OBJECTIVE: Write out, word for word, the stretch of the review of the John Adams miniseries from "On the other" through "do the governing.".

DOCUMENT TEXT:

John Adams
Kirk Ellis, David McCullough, and Tom Hooper, 2008
At one point in this HBO miniseries, based on the bestselling biography
by David McCullough, John Adams mutters that the main thing future generations
will know him for is the Alien and Sedition Acts. Sure enough, when I was
tutoring a kid in history a couple of months ago and she wanted to go through
each president and associate him with something, that's what he got stuck
with. Hey, he still comes out ahead of Coolidge.
I am very interested in history but even I knew little about Adams.
I knew he was a Federalist and I knew the Federalist positions on the issues,
but of his character I was basically ignorant. If this miniseries is anything
to go by, it's clear why McCullough might have been attracted to him as a
subject: John Adams was a dead-even mix of good and bad qualities. A
pompous windbag with a terrible temper, he alternated between endless strings
of classical allusions and bug-eyed shouting — not a very appealing
combination, especially in a man who spent a decade as a diplomat. (After
watching him basically get kicked out of France for insulting the ministers
he was supposed to be lobbying, I couldn't help but imagine George Washington
shaking his head and saying,
"And you want to be my latex salesman.") Though not the "avowed monarchist"
the Jefferson campaign literature painted him as, he was certainly no opponent
of class and rank; as vice president, he quickly made himself a laughingstock
by trying to establish a lofty title along the lines of "His Majesty" for the
office he aimed to inherit. So it's not too surprising that he would be the
one to try to kill off the First Amendment in its infancy, signing the Sedition
Act to (briefly) make it illegal to direct "malicious writing" at government
officials.
On the other hand, John Adams makes it clear that Adams's predilections
weren't totally unfounded. Watching along with Adams as a man in uniform tries
to enforce an unjust law, and then as a seething mob seizes that man and pours hot
tar on him, I agreed with Adams that both were wrong but the mob was worse. From
such episodes Adams took the lesson that the commoners are in need of "strong
governance" because "most men are weak, and evil, and vicious." Again, I agree
— at least with the second part. The problem with the first part is that
the same can be said of most anyone you might come up with to do the governing.

STORED DATA:
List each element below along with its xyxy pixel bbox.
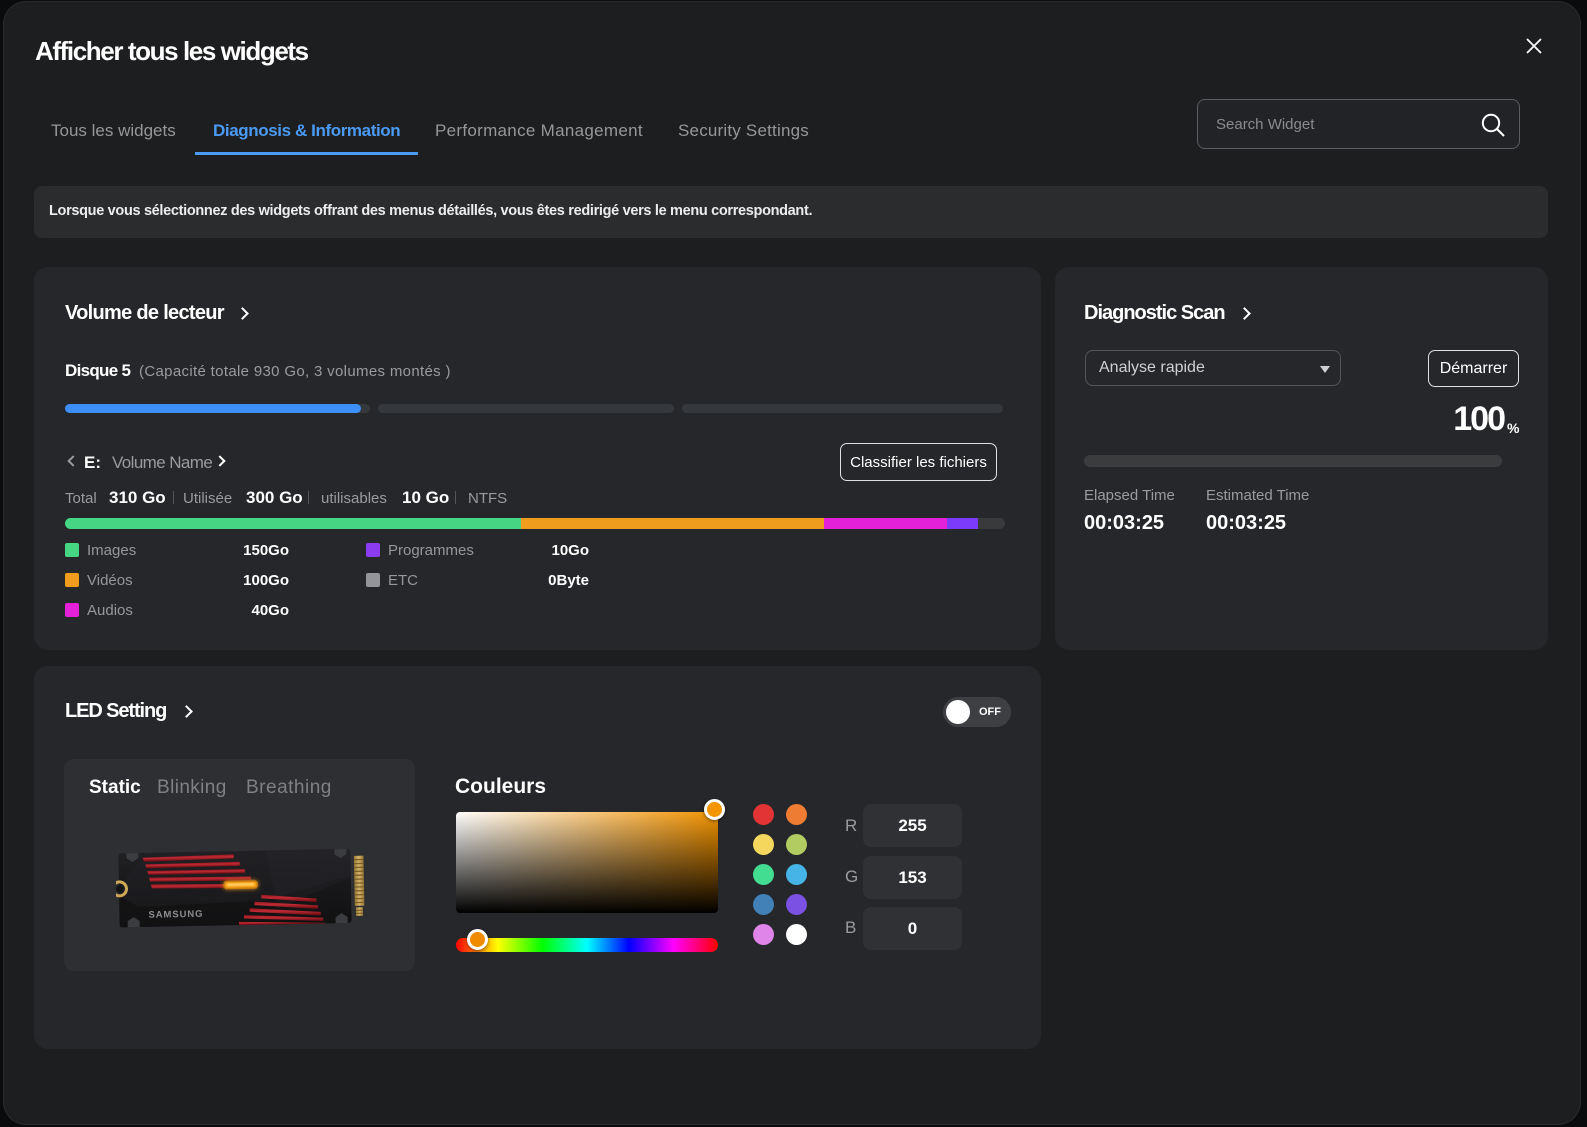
svg-text:SAMSUNG: SAMSUNG	[148, 909, 203, 921]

ANSWER IN FULL:
On the other hand, John Adams makes it clear that Adams's predilections
weren't totally unfounded. Watching along with Adams as a man in uniform tries
to enforce an unjust law, and then as a seething mob seizes that man and pours hot
tar on him, I agreed with Adams that both were wrong but the mob was worse. From
such episodes Adams took the lesson that the commoners are in need of "strong
governance" because "most men are weak, and evil, and vicious." Again, I agree
— at least with the second part. The problem with the first part is that
the same can be said of most anyone you might come up with to do the governing.